-- Instruction --
Every record must appear in your copy exactly as written, with no pictures.

-- Data in this exercise --
----------------------------------------

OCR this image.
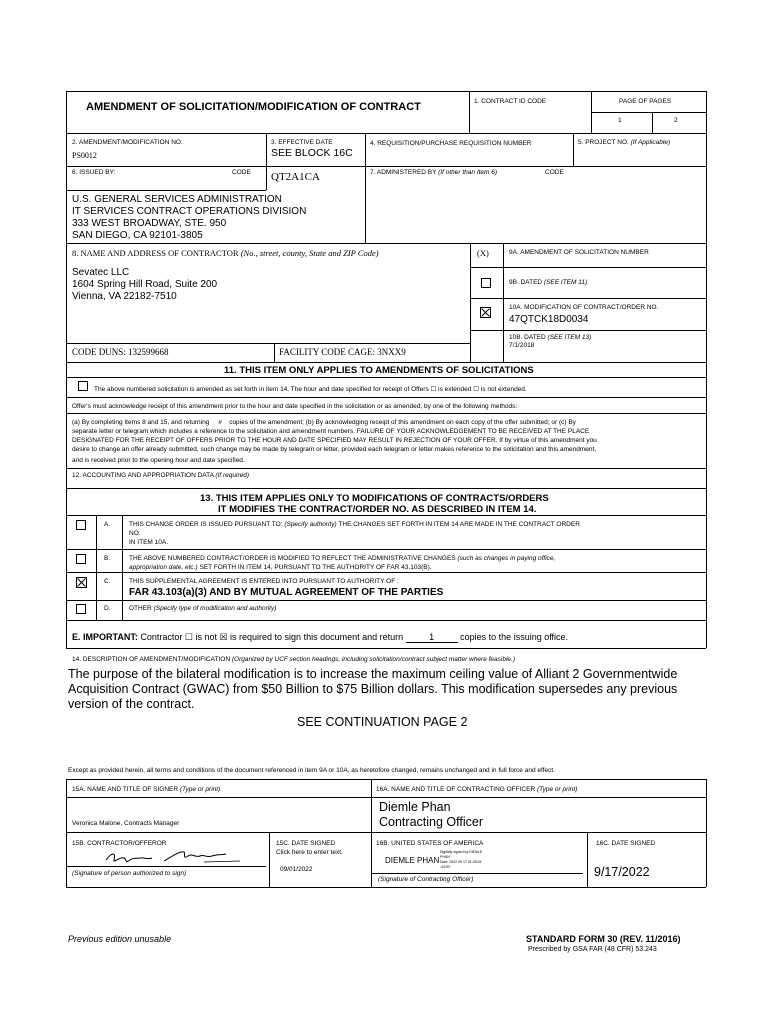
AMENDMENT OF SOLICITATION/MODIFICATION OF CONTRACT	1. CONTRACT ID CODE	PAGE OF PAGES
1	2
2. AMENDMENT/MODIFICATION NO.
PS0012
3. EFFECTIVE DATE
SEE BLOCK 16C
4. REQUISITION/PURCHASE REQUISITION NUMBER	5. PROJECT NO. (If Applicable)
6. ISSUED BY:	CODE QT2A1CA	7. ADMINISTERED BY (If other than Item 6)	CODE
U.S. GENERAL SERVICES ADMINISTRATION
IT SERVICES CONTRACT OPERATIONS DIVISION
333 WEST BROADWAY, STE. 950
SAN DIEGO, CA 92101-3805
8. NAME AND ADDRESS OF CONTRACTOR (No., street, county, State and ZIP Code)	(X)
Sevatec LLC
1604 Spring Hill Road, Suite 200
Vienna, VA 22182-7510
CODE DUNS: 132599668	FACILITY CODE CAGE: 3NXX9
9A. AMENDMENT OF SOLICITATION NUMBER
9B. DATED (SEE ITEM 11)
10A. MODIFICATION OF CONTRACT/ORDER NO.
47QTCK18D0034
10B. DATED (SEE ITEM 13)
7/1/2018
11. THIS ITEM ONLY APPLIES TO AMENDMENTS OF SOLICITATIONS
The above numbered solicitation is amended as set forth in item 14. The hour and date specified for receipt of Offers ☐ is extended ☐ is not extended.
Offer's must acknowledge receipt of this amendment prior to the hour and date specified in the solicitation or as amended, by one of the following methods:
(a) By completing Items 8 and 15, and returning # copies of the amendment; (b) By acknowledging receipt of this amendment on each copy of the offer submitted; or (c) By
separate letter or telegram which includes a reference to the solicitation and amendment numbers. FAILURE OF YOUR ACKNOWLEDGEMENT TO BE RECEIVED AT THE PLACE
DESIGNATED FOR THE RECEIPT OF OFFERS PRIOR TO THE HOUR AND DATE SPECIFIED MAY RESULT IN REJECTION OF YOUR OFFER. If by virtue of this amendment you
desire to change an offer already submitted, such change may be made by telegram or letter, provided each telegram or letter makes reference to the solicitation and this amendment,
and is received prior to the opening hour and date specified.
12. ACCOUNTING AND APPROPRIATION DATA (If required)
13. THIS ITEM APPLIES ONLY TO MODIFICATIONS OF CONTRACTS/ORDERS
IT MODIFIES THE CONTRACT/ORDER NO. AS DESCRIBED IN ITEM 14.
A.	THIS CHANGE ORDER IS ISSUED PURSUANT TO: (Specify authority) THE CHANGES SET FORTH IN ITEM 14 ARE MADE IN THE CONTRACT ORDER
NO.
IN ITEM 10A.
B.	THE ABOVE NUMBERED CONTRACT/ORDER IS MODIFIED TO REFLECT THE ADMINISTRATIVE CHANGES (such as changes in paying office,
appropriation date, etc.) SET FORTH IN ITEM 14, PURSUANT TO THE AUTHORITY OF FAR 43.103(B).
C.	THIS SUPPLEMENTAL AGREEMENT IS ENTERED INTO PURSUANT TO AUTHORITY OF :
FAR 43.103(a)(3) AND BY MUTUAL AGREEMENT OF THE PARTIES
D.	OTHER (Specify type of modification and authority)
E. IMPORTANT: Contractor ☐ is not ☒ is required to sign this document and return	1	copies to the issuing office.
14. DESCRIPTION OF AMENDMENT/MODIFICATION (Organized by UCF section headings, including solicitation/contract subject matter where feasible.)
The purpose of the bilateral modification is to increase the maximum ceiling value of Alliant 2 Governmentwide
Acquisition Contract (GWAC) from $50 Billion to $75 Billion dollars. This modification supersedes any previous
version of the contract.
SEE CONTINUATION PAGE 2
Except as provided herein, all terms and conditions of the document referenced in item 9A or 10A, as heretofore changed, remains unchanged and in full force and effect.
15A. NAME AND TITLE OF SIGNER (Type or print)	16A. NAME AND TITLE OF CONTRACTING OFFICER (Type or print)
Veronica Malone, Contracts Manager
Diemle Phan
Contracting Officer
15B. CONTRACTOR/OFFEROR
(Signature of person authorized to sign)
15C. DATE SIGNED
Click here to enter text.
09/01/2022
16B. UNITED STATES OF AMERICA
DIEMLE PHAN
Digitally signed by DIEMLE
PHAN
Date: 2022.09.17 01:28:26
-04'00'
(Signature of Contracting Officer)
16C. DATE SIGNED
9/17/2022
Previous edition unusable	STANDARD FORM 30 (REV. 11/2016)
Prescribed by GSA FAR (48 CFR) 53.243
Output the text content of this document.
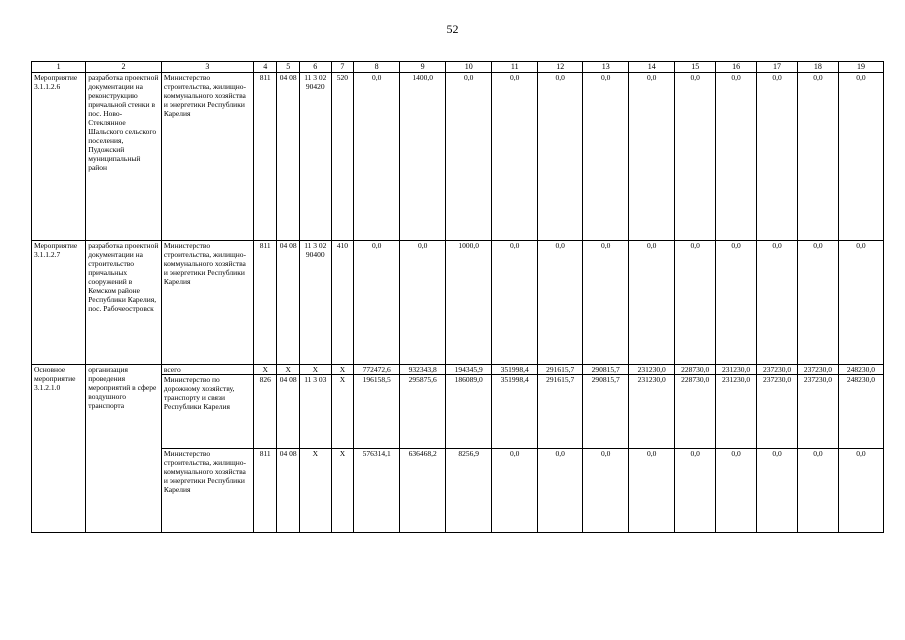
52
1	2	3	4	5	6	7	8	9	10	11	12	13	14	15	16	17	18	19
Мероприятие 3.1.1.2.6	разработка проектной документации на реконструкцию причальной стенки в пос. Ново-Стеклянное Шальского сельского поселения, Пудожский муниципальный район	Министерство строительства, жилищно-коммунального хозяйства и энергетики Республики Карелия	811	04 08	11 3 02 90420	520	0,0	1400,0	0,0	0,0	0,0	0,0	0,0	0,0	0,0	0,0	0,0	0,0
Мероприятие 3.1.1.2.7	разработка проектной документации на строительство причальных сооружений в Кемском районе Республики Карелия, пос. Рабочеостровск	Министерство строительства, жилищно-коммунального хозяйства и энергетики Республики Карелия	811	04 08	11 3 02 90400	410	0,0	0,0	1000,0	0,0	0,0	0,0	0,0	0,0	0,0	0,0	0,0	0,0
Основное мероприятие 3.1.2.1.0	организация проведения мероприятий в сфере воздушного транспорта	всего	X	X	X	X	772472,6	932343,8	194345,9	351998,4	291615,7	290815,7	231230,0	228730,0	231230,0	237230,0	237230,0	248230,0
		Министерство по дорожному хозяйству, транспорту и связи Республики Карелия	826	04 08	11 3 03	X	196158,5	295875,6	186089,0	351998,4	291615,7	290815,7	231230,0	228730,0	231230,0	237230,0	237230,0	248230,0
		Министерство строительства, жилищно-коммунального хозяйства и энергетики Республики Карелия	811	04 08	X	X	576314,1	636468,2	8256,9	0,0	0,0	0,0	0,0	0,0	0,0	0,0	0,0	0,0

----------------------------------------

-- Result for this exercise --
OCR this image.
AMENDMENT OF SOLICITATION/MODIFICATION OF CONTRACT	1. CONTRACT ID CODE	PAGE OF PAGES
1	2
2. AMENDMENT/MODIFICATION NO.
PS0012
3. EFFECTIVE DATE
SEE BLOCK 16C
4. REQUISITION/PURCHASE REQUISITION NUMBER	5. PROJECT NO. (If Applicable)
6. ISSUED BY:	CODE QT2A1CA	7. ADMINISTERED BY (If other than Item 6)	CODE
U.S. GENERAL SERVICES ADMINISTRATION
IT SERVICES CONTRACT OPERATIONS DIVISION
333 WEST BROADWAY, STE. 950
SAN DIEGO, CA 92101-3805
8. NAME AND ADDRESS OF CONTRACTOR (No., street, county, State and ZIP Code)	(X)
Sevatec LLC
1604 Spring Hill Road, Suite 200
Vienna, VA 22182-7510
CODE DUNS: 132599668	FACILITY CODE CAGE: 3NXX9
9A. AMENDMENT OF SOLICITATION NUMBER
9B. DATED (SEE ITEM 11)
10A. MODIFICATION OF CONTRACT/ORDER NO.
47QTCK18D0034
10B. DATED (SEE ITEM 13)
7/1/2018
11. THIS ITEM ONLY APPLIES TO AMENDMENTS OF SOLICITATIONS
The above numbered solicitation is amended as set forth in item 14. The hour and date specified for receipt of Offers ☐ is extended ☐ is not extended.
Offer's must acknowledge receipt of this amendment prior to the hour and date specified in the solicitation or as amended, by one of the following methods:
(a) By completing Items 8 and 15, and returning # copies of the amendment; (b) By acknowledging receipt of this amendment on each copy of the offer submitted; or (c) By
separate letter or telegram which includes a reference to the solicitation and amendment numbers. FAILURE OF YOUR ACKNOWLEDGEMENT TO BE RECEIVED AT THE PLACE
DESIGNATED FOR THE RECEIPT OF OFFERS PRIOR TO THE HOUR AND DATE SPECIFIED MAY RESULT IN REJECTION OF YOUR OFFER. If by virtue of this amendment you
desire to change an offer already submitted, such change may be made by telegram or letter, provided each telegram or letter makes reference to the solicitation and this amendment,
and is received prior to the opening hour and date specified.
12. ACCOUNTING AND APPROPRIATION DATA (If required)
13. THIS ITEM APPLIES ONLY TO MODIFICATIONS OF CONTRACTS/ORDERS
IT MODIFIES THE CONTRACT/ORDER NO. AS DESCRIBED IN ITEM 14.
A.	THIS CHANGE ORDER IS ISSUED PURSUANT TO: (Specify authority) THE CHANGES SET FORTH IN ITEM 14 ARE MADE IN THE CONTRACT ORDER
NO.
IN ITEM 10A.
B.	THE ABOVE NUMBERED CONTRACT/ORDER IS MODIFIED TO REFLECT THE ADMINISTRATIVE CHANGES (such as changes in paying office,
appropriation date, etc.) SET FORTH IN ITEM 14, PURSUANT TO THE AUTHORITY OF FAR 43.103(B).
C.	THIS SUPPLEMENTAL AGREEMENT IS ENTERED INTO PURSUANT TO AUTHORITY OF :
FAR 43.103(a)(3) AND BY MUTUAL AGREEMENT OF THE PARTIES
D.	OTHER (Specify type of modification and authority)
E. IMPORTANT: Contractor ☐ is not ☒ is required to sign this document and return	1	copies to the issuing office.
14. DESCRIPTION OF AMENDMENT/MODIFICATION (Organized by UCF section headings, including solicitation/contract subject matter where feasible.)
The purpose of the bilateral modification is to increase the maximum ceiling value of Alliant 2 Governmentwide
Acquisition Contract (GWAC) from $50 Billion to $75 Billion dollars. This modification supersedes any previous
version of the contract.
SEE CONTINUATION PAGE 2
Except as provided herein, all terms and conditions of the document referenced in item 9A or 10A, as heretofore changed, remains unchanged and in full force and effect.
15A. NAME AND TITLE OF SIGNER (Type or print)	16A. NAME AND TITLE OF CONTRACTING OFFICER (Type or print)
Veronica Malone, Contracts Manager
Diemle Phan
Contracting Officer
15B. CONTRACTOR/OFFEROR
(Signature of person authorized to sign)
15C. DATE SIGNED
Click here to enter text.
09/01/2022
16B. UNITED STATES OF AMERICA
DIEMLE PHAN
Digitally signed by DIEMLE
PHAN
Date: 2022.09.17 01:28:26
-04'00'
(Signature of Contracting Officer)
16C. DATE SIGNED
9/17/2022
Previous edition unusable	STANDARD FORM 30 (REV. 11/2016)
Prescribed by GSA FAR (48 CFR) 53.243
Output the text content of this document.
52
1	2	3	4	5	6	7	8	9	10	11	12	13	14	15	16	17	18	19
Мероприятие 3.1.1.2.6	разработка проектной документации на реконструкцию причальной стенки в пос. Ново-Стеклянное Шальского сельского поселения, Пудожский муниципальный район	Министерство строительства, жилищно-коммунального хозяйства и энергетики Республики Карелия	811	04 08	11 3 02 90420	520	0,0	1400,0	0,0	0,0	0,0	0,0	0,0	0,0	0,0	0,0	0,0	0,0
Мероприятие 3.1.1.2.7	разработка проектной документации на строительство причальных сооружений в Кемском районе Республики Карелия, пос. Рабочеостровск	Министерство строительства, жилищно-коммунального хозяйства и энергетики Республики Карелия	811	04 08	11 3 02 90400	410	0,0	0,0	1000,0	0,0	0,0	0,0	0,0	0,0	0,0	0,0	0,0	0,0
Основное мероприятие 3.1.2.1.0	организация проведения мероприятий в сфере воздушного транспорта	всего	X	X	X	X	772472,6	932343,8	194345,9	351998,4	291615,7	290815,7	231230,0	228730,0	231230,0	237230,0	237230,0	248230,0
		Министерство по дорожному хозяйству, транспорту и связи Республики Карелия	826	04 08	11 3 03	X	196158,5	295875,6	186089,0	351998,4	291615,7	290815,7	231230,0	228730,0	231230,0	237230,0	237230,0	248230,0
		Министерство строительства, жилищно-коммунального хозяйства и энергетики Республики Карелия	811	04 08	X	X	576314,1	636468,2	8256,9	0,0	0,0	0,0	0,0	0,0	0,0	0,0	0,0	0,0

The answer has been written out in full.